Start of DOCUMENT TEXT

For pubs I like the Goat Major, the Rummer's cool, Vulcan, Dempseys is always good for a laugh.....definitely check out the arcades for some little independent shops...if you like concrete you'll love St Davids Hall btw. Should be a good few urbs hangin round all those places over easter weekend


----------



## brix (Apr 4, 2009)

This is all excellent, excellent stuff - many thanks you lovely Welsh Urbs! 

Now, I have another query....

Just wondering if it's worth taking my laptop.  I can bet internet access will cost an arm and a leg in the Marriott.  What's central Cardiff like for wifi spots?  Suggestions of decent cafes with free wifi especially welcome.


----------



## llantwit (Apr 4, 2009)

End of DOCUMENT TEXT

• TASK A:
Answer these questions from the Cardiff forum thread:
(i) Which pub is said to be always good for a laugh?
(ii) Where does the first post suggest looking for little independent shops?
(iii) In which hotel does brix expect internet access to be expensive?
• TASK B: Write the next part of the Cardiff forum thread, following on from its final line.
The records that come next have no connection to the Cardiff forum thread.

Start of INFORMATION PROVIDED

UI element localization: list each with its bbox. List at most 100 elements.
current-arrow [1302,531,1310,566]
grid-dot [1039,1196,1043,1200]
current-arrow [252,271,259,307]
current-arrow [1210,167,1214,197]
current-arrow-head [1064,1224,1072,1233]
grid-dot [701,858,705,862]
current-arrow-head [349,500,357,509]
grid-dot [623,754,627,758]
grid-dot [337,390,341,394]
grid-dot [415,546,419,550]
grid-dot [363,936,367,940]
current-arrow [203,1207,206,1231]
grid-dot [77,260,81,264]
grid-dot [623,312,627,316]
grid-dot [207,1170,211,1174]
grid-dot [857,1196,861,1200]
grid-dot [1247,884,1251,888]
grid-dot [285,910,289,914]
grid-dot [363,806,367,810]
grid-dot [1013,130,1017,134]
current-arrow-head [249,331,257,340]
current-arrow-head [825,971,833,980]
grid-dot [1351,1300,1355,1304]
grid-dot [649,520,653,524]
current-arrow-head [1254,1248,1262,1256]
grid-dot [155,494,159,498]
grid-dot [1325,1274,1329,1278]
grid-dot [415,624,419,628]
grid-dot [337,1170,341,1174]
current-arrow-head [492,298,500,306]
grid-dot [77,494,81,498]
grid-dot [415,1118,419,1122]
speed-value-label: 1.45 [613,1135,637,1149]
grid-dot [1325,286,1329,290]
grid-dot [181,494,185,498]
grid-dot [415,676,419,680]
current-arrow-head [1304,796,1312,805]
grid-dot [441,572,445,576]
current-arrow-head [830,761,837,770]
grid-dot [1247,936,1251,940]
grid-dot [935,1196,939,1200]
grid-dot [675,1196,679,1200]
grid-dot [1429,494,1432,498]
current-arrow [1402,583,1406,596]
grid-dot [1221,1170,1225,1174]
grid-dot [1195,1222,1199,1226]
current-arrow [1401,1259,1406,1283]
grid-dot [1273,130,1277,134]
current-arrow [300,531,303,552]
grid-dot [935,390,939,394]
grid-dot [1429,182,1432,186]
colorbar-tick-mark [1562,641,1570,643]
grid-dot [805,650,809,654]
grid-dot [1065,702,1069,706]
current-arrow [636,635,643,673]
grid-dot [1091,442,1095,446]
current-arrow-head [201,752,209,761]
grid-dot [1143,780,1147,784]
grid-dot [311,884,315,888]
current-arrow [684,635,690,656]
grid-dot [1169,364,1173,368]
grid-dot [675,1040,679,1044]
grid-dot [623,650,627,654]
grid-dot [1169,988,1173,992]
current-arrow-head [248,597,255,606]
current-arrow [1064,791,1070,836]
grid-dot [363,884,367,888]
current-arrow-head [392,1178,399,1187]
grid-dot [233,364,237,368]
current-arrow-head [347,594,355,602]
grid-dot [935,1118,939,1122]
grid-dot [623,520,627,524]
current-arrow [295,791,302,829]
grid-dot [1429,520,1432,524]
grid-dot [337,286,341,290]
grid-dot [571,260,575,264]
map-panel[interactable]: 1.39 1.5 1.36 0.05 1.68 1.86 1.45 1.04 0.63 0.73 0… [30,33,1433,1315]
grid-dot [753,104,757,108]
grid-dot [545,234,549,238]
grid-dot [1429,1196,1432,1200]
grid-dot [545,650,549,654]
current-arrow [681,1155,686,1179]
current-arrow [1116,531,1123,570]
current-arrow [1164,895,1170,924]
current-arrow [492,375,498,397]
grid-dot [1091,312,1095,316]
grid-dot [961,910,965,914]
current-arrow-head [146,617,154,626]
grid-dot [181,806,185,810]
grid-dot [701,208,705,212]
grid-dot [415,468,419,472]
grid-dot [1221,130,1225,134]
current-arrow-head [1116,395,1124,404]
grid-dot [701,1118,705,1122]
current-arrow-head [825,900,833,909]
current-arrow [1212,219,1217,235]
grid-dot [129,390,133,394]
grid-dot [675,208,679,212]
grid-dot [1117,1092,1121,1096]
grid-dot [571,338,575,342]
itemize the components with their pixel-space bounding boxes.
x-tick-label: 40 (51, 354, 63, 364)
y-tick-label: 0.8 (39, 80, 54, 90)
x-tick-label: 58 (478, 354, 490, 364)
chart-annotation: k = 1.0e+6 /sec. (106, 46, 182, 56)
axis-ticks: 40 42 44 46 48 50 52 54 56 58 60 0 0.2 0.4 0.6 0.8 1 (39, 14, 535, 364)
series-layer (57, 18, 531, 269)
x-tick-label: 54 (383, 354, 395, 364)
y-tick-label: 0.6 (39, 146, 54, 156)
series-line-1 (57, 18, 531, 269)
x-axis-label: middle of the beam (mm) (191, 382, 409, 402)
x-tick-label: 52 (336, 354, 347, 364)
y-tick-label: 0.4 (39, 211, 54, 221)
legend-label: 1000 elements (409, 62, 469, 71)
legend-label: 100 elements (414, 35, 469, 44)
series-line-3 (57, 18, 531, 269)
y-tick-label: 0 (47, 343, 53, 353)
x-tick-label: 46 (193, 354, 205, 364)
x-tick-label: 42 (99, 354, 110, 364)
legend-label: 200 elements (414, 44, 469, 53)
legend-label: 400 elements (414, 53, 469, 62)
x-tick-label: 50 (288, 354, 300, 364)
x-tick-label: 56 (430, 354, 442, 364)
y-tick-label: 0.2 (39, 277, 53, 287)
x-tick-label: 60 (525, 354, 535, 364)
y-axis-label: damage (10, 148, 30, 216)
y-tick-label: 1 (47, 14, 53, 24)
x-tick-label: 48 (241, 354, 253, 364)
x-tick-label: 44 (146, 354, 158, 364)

End of INFORMATION PROVIDED

• RIGHT ANSWER A:
(i) Dempseys
(ii) The arcades
(iii) The Marriott

• RIGHT ANSWER B:
Cardiff's not great for free Wifi, but it's there in all of the usual places (Starbucks, McD's [spit], etc). I think you'll also find free wifi in and around most brains pubs, which is cool. Not sure about the new library (next to the Marriot), but I'd be surprised if it wasn't in there, and it's worth checking that out anyway. Park Plaza hotel on Greyfriars Rd and it's bars and cafes do free Wifi, too, and you can access the Uni's guest wifi for free sometimes. There must be more indy places that do (perhaps Brazil coffee shop and 10 Feet Tall on St John's place?), but as I live here I don't tend to go online in town, so I'm not sure.


----------



## ddraig (Apr 4, 2009)

llantwit said:


> Cardiff's not great for free Wifi, but it's there in all of the usual places (Starbucks, McD's [spit], etc). I think you'll also find free wifi in and around most brains pubs, which is cool. Not sure about the new library (next to the Marriot), but I'd be surprised if it wasn't in there, and it's worth checking that out anyway. Park Plaza hotel on Greyfriars Rd and it's bars and cafes do free Wifi, too, and you can access the Uni's guest wifi for free sometimes. There must be more indy places that do (perhaps Brazil coffee shop and 10 Feet Tall on St John's place?), but as I live here I don't tend to go online in town, so I'm not sure.



what that man say^

here's a list which is pretty big and a lot of those places are just in the CF postcode and nowhere near central http://www.myhotspots.co.uk/results.aspx?Town=CARDIFF

wtf is "the monk" on stmary's st???


----------



## brix (Apr 4, 2009)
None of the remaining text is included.